[Data to use start]

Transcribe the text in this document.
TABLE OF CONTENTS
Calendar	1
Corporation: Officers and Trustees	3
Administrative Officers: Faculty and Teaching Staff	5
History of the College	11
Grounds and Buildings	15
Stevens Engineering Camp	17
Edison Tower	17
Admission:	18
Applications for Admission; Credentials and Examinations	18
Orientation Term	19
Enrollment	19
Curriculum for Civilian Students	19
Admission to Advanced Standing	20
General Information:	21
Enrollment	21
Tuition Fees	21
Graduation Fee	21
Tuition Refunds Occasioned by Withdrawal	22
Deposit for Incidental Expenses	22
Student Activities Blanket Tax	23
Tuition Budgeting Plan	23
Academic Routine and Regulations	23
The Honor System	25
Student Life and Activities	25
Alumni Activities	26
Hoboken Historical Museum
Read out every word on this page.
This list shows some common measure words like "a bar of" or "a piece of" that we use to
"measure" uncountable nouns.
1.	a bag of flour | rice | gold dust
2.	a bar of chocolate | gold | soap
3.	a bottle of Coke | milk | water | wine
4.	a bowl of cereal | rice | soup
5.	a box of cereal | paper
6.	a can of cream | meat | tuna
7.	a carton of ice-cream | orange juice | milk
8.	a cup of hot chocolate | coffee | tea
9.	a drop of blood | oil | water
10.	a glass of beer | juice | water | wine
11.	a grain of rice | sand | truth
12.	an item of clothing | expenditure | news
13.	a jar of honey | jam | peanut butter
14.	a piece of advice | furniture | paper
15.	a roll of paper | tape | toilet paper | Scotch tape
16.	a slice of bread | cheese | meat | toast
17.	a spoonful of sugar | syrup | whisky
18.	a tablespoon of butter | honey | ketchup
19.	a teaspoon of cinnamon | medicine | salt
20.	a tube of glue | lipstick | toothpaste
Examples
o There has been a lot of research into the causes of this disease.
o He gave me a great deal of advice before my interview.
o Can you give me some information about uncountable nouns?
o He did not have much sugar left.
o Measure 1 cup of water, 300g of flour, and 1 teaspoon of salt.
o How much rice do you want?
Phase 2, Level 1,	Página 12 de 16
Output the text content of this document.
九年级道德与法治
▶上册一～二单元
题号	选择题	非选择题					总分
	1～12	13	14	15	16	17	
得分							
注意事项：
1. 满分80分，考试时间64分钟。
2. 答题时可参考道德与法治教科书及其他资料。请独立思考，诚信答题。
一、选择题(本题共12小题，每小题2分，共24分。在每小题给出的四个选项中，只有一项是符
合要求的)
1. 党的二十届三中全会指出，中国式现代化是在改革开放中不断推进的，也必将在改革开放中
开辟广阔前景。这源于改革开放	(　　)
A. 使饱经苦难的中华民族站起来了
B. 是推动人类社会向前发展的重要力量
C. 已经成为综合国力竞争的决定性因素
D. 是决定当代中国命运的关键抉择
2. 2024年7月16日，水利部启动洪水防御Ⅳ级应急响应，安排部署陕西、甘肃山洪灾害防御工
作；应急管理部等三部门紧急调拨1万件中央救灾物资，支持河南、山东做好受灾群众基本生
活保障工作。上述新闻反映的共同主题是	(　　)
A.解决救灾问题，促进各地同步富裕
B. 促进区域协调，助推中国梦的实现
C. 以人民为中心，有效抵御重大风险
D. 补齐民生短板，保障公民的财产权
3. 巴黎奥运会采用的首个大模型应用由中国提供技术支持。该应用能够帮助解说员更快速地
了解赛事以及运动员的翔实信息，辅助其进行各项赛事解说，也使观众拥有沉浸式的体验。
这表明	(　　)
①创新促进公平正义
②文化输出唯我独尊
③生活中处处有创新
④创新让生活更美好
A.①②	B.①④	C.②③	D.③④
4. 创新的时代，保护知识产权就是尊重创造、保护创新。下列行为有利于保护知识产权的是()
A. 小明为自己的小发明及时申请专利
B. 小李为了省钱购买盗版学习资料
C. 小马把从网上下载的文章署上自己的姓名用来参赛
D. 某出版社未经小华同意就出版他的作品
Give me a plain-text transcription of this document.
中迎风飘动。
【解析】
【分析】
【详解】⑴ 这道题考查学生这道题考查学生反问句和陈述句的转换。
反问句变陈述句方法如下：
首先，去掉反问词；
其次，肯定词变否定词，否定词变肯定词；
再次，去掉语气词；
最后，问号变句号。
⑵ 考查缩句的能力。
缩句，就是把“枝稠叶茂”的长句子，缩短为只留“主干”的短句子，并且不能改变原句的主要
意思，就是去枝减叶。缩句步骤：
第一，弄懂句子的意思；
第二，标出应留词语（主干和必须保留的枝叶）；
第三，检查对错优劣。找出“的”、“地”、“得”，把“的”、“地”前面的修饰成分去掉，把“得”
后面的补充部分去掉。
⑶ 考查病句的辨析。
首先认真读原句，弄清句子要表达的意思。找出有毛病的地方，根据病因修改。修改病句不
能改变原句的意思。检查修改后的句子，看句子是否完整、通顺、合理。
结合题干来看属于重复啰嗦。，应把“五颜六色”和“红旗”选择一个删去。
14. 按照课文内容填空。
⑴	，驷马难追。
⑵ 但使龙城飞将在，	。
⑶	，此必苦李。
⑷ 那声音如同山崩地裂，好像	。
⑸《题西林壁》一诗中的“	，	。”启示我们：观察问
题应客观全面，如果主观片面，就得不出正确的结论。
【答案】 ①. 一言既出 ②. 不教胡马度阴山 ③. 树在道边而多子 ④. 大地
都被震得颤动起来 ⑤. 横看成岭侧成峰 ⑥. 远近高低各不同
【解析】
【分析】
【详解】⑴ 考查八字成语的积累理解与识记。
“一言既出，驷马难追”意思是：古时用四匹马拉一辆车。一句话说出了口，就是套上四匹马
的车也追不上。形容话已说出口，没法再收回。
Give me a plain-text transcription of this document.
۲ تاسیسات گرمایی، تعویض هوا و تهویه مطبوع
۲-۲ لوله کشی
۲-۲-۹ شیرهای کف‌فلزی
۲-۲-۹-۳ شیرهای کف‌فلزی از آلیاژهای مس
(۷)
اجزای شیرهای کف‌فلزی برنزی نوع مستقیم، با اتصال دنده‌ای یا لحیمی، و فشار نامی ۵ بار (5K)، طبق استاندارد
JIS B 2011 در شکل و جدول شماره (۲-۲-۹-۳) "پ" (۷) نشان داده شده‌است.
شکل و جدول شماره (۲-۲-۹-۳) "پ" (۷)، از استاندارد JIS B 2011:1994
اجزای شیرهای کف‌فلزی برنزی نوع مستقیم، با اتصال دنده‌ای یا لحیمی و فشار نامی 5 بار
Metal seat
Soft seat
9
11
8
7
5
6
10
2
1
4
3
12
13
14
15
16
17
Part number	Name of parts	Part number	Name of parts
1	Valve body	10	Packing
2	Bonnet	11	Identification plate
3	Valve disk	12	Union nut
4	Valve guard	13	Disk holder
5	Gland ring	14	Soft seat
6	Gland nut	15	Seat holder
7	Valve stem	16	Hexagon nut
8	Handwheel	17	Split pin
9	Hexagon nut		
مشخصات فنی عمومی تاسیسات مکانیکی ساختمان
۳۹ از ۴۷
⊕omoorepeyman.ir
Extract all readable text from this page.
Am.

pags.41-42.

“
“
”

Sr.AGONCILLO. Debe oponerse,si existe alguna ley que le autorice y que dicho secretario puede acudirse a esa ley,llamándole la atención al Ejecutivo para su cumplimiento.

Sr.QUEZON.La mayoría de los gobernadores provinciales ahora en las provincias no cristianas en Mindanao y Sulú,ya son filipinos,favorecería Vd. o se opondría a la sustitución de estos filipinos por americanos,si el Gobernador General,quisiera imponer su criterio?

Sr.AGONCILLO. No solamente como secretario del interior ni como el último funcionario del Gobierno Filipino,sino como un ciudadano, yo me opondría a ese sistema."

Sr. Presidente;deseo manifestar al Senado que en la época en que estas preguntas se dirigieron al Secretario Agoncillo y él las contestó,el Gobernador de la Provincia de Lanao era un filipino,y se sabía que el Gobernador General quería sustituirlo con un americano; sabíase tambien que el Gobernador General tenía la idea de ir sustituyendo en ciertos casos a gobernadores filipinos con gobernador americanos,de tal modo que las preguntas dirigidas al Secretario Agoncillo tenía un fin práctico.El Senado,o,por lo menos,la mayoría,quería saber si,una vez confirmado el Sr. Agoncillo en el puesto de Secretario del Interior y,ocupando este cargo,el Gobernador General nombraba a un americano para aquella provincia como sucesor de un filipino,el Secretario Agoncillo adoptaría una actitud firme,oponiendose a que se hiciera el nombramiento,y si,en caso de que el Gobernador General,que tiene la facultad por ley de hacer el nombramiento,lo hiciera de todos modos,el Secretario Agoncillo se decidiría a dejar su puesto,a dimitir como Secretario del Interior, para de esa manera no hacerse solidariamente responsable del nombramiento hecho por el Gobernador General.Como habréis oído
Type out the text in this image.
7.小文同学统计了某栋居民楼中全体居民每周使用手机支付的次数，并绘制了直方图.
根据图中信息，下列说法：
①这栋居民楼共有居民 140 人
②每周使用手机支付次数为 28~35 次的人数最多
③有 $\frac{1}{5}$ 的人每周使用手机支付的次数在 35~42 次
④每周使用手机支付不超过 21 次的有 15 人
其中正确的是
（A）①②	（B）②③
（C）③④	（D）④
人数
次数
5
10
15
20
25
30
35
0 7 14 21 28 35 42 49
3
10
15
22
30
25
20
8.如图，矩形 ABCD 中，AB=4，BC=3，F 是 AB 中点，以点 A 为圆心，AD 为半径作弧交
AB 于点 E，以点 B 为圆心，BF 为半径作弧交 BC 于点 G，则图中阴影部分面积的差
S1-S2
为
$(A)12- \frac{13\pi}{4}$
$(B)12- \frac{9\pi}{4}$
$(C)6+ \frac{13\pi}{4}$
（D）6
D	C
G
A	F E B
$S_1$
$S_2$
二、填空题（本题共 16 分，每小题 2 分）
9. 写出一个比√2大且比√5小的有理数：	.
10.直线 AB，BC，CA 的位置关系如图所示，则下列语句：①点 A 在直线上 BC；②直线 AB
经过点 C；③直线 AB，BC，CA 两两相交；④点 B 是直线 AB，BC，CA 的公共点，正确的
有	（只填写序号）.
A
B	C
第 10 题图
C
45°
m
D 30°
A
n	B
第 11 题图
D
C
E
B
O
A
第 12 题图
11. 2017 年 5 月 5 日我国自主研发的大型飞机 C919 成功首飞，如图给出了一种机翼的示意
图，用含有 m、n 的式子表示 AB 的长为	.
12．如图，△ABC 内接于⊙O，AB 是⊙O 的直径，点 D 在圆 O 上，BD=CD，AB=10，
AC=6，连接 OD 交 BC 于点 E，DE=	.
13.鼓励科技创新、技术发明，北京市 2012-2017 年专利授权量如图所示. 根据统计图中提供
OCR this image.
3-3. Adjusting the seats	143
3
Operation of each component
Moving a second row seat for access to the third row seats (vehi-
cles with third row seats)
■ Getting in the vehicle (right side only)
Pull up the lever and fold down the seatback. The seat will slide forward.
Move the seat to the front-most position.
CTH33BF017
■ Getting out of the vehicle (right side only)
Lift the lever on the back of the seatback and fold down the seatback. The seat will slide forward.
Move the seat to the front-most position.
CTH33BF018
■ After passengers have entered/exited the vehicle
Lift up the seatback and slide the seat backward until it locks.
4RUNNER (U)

[Data to use end]

» What to work on: Among the lines of the data, identify those with the word "Officers". Copy each of them.

» Task answer:
Corporation: Officers and Trustees	3
Administrative Officers: Faculty and Teaching Staff	5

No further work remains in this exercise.